INFORMATION SUPPLIED —
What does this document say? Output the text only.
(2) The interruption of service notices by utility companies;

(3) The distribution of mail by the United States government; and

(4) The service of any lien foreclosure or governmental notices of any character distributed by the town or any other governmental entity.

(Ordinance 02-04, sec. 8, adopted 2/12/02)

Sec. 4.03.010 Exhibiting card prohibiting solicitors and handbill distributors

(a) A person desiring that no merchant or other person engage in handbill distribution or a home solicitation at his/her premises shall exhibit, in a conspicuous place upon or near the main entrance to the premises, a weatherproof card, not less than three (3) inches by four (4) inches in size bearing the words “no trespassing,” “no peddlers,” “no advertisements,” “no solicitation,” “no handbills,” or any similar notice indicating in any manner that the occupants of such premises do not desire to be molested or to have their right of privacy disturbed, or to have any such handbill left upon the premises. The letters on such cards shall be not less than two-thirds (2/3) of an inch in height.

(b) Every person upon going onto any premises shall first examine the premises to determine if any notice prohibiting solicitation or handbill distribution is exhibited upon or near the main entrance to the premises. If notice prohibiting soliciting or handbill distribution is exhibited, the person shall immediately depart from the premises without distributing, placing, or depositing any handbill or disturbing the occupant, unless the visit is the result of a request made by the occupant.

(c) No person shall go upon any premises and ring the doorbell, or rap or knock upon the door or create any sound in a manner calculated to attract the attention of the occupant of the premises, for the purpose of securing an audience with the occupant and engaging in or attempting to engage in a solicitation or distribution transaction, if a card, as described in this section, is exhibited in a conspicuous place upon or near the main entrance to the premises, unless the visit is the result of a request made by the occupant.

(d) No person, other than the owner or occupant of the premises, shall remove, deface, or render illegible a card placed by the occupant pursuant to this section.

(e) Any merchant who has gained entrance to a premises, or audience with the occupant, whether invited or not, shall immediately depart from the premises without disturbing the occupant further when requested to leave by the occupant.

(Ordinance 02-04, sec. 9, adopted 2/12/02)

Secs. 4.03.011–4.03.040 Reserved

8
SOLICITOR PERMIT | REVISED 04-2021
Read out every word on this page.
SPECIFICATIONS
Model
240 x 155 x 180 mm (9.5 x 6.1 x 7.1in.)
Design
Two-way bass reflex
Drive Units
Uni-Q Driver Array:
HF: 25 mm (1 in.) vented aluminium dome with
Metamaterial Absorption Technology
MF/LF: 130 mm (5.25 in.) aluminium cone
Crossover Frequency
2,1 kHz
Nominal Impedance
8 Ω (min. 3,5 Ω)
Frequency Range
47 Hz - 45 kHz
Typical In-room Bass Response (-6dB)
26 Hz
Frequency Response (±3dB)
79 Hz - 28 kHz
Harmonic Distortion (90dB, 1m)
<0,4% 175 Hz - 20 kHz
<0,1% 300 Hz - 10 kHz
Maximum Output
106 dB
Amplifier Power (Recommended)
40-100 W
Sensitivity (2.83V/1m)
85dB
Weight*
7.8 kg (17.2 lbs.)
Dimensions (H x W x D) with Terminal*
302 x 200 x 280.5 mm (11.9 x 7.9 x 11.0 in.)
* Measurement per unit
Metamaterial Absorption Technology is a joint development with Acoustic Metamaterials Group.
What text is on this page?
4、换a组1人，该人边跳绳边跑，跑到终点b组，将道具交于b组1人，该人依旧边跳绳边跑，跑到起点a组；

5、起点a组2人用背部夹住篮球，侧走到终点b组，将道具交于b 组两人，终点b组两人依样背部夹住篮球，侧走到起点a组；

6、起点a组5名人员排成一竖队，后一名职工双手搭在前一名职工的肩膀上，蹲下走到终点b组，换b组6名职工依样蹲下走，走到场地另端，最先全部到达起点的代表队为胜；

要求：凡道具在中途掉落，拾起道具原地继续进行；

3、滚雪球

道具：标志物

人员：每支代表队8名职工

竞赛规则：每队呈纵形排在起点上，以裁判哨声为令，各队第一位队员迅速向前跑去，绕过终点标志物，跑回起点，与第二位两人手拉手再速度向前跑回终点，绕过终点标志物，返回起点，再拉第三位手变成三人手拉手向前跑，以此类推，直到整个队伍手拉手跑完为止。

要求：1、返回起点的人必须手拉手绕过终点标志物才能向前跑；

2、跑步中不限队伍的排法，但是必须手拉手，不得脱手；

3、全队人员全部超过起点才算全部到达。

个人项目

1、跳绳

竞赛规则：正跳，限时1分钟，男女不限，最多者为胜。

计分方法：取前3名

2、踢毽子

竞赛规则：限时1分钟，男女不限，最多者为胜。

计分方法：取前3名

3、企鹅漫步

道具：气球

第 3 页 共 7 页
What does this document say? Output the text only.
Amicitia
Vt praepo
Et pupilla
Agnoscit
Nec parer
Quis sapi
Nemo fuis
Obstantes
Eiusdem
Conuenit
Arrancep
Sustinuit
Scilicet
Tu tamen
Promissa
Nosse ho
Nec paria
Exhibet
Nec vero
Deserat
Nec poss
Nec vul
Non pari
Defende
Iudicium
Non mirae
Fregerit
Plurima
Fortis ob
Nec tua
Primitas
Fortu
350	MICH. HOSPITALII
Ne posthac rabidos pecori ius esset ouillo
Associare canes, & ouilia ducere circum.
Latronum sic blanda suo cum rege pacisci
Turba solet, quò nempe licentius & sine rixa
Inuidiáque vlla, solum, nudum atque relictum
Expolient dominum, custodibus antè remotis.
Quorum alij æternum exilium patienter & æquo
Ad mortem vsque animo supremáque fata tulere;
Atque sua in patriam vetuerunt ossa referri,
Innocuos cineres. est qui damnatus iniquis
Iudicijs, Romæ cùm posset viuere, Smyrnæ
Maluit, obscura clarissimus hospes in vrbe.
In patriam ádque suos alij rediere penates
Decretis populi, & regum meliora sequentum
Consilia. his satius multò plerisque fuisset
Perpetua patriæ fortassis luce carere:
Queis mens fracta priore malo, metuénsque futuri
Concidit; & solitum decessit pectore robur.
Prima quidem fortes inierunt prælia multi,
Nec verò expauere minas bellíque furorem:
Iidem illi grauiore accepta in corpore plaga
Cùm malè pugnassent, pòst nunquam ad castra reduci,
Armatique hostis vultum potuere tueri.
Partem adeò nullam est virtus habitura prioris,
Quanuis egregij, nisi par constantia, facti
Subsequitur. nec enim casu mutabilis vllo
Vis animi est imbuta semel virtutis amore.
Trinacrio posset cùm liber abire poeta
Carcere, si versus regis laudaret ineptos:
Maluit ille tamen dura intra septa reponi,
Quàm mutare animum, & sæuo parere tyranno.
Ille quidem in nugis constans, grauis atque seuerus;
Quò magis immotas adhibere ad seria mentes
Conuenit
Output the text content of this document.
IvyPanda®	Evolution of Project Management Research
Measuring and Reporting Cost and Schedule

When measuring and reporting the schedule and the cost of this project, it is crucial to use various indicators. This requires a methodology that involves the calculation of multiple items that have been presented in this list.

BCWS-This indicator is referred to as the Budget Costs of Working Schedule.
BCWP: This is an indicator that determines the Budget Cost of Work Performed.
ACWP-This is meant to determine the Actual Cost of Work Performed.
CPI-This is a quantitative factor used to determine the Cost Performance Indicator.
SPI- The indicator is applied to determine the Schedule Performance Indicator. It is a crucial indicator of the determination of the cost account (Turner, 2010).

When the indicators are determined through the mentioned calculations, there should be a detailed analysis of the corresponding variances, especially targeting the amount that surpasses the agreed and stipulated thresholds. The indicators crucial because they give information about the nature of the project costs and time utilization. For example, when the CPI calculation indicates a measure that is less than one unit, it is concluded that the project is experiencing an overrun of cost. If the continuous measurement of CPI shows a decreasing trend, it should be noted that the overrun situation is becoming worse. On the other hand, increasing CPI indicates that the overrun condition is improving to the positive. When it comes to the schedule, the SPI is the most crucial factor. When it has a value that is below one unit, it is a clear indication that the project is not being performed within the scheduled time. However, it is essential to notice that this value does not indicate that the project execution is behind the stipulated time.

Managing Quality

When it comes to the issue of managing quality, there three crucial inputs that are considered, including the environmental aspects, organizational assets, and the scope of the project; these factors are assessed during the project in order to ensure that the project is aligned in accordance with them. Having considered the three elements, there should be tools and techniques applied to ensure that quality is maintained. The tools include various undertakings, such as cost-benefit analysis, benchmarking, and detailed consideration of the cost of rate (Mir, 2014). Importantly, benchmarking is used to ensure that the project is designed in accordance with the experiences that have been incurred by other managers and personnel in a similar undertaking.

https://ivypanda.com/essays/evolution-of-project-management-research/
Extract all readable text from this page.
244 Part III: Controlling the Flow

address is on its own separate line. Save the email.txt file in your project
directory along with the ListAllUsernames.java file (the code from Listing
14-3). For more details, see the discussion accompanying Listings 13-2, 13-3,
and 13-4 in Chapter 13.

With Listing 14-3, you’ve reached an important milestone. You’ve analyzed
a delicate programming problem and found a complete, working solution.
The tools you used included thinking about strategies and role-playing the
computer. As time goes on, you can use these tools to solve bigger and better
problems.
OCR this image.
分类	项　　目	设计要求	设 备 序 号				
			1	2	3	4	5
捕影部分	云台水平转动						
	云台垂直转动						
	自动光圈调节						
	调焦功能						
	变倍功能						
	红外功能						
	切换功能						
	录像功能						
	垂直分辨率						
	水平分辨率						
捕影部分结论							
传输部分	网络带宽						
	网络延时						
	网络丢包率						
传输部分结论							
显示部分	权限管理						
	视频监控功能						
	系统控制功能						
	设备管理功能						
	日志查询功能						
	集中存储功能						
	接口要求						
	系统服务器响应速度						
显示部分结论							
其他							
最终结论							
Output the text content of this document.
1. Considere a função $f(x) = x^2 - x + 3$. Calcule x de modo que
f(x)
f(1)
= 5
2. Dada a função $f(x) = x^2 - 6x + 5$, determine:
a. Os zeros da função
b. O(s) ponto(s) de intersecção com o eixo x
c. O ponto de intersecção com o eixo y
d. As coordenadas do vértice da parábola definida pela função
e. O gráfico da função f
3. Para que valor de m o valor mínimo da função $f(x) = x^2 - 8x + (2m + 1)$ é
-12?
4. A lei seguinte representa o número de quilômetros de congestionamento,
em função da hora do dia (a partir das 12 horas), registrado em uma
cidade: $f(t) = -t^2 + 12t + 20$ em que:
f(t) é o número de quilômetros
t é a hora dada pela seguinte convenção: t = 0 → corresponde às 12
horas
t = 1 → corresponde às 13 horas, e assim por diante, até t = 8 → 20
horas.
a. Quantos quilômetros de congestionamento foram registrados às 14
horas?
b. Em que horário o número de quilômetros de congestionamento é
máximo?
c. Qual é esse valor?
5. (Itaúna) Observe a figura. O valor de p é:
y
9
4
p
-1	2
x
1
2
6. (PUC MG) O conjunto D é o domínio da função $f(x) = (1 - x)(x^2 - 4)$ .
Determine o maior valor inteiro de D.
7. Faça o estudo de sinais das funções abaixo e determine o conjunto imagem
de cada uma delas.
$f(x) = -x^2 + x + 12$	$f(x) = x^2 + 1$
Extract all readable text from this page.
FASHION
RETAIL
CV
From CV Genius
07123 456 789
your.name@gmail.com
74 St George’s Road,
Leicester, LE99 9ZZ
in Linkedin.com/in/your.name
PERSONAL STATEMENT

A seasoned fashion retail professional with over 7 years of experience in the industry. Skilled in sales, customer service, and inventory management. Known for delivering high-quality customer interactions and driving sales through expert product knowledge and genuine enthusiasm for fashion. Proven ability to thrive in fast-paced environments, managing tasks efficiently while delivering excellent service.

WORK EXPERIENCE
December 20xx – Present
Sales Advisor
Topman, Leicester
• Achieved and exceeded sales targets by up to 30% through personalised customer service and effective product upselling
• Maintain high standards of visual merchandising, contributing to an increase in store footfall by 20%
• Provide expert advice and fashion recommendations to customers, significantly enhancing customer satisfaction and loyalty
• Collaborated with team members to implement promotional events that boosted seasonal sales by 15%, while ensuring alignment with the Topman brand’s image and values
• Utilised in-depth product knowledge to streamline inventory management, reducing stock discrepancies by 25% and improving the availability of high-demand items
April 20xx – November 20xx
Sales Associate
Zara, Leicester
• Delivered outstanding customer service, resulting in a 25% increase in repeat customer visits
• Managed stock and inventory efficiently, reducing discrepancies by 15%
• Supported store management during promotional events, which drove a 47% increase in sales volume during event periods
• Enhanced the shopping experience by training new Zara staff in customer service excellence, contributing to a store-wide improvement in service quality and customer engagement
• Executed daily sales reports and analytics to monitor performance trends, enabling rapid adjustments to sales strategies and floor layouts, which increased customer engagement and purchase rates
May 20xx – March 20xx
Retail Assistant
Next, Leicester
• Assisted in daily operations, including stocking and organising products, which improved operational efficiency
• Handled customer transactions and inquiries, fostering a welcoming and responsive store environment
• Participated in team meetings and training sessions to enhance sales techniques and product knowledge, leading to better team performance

TO BE DONE — Copy each line of the records that contains the word "efficiently".

EXERCISE SOLUTION —
A seasoned fashion retail professional with over 7 years of experience in the industry. Skilled in sales, customer service, and inventory management. Known for delivering high-quality customer interactions and driving sales through expert product knowledge and genuine enthusiasm for fashion. Proven ability to thrive in fast-paced environments, managing tasks efficiently while delivering excellent service.
• Managed stock and inventory efficiently, reducing discrepancies by 15%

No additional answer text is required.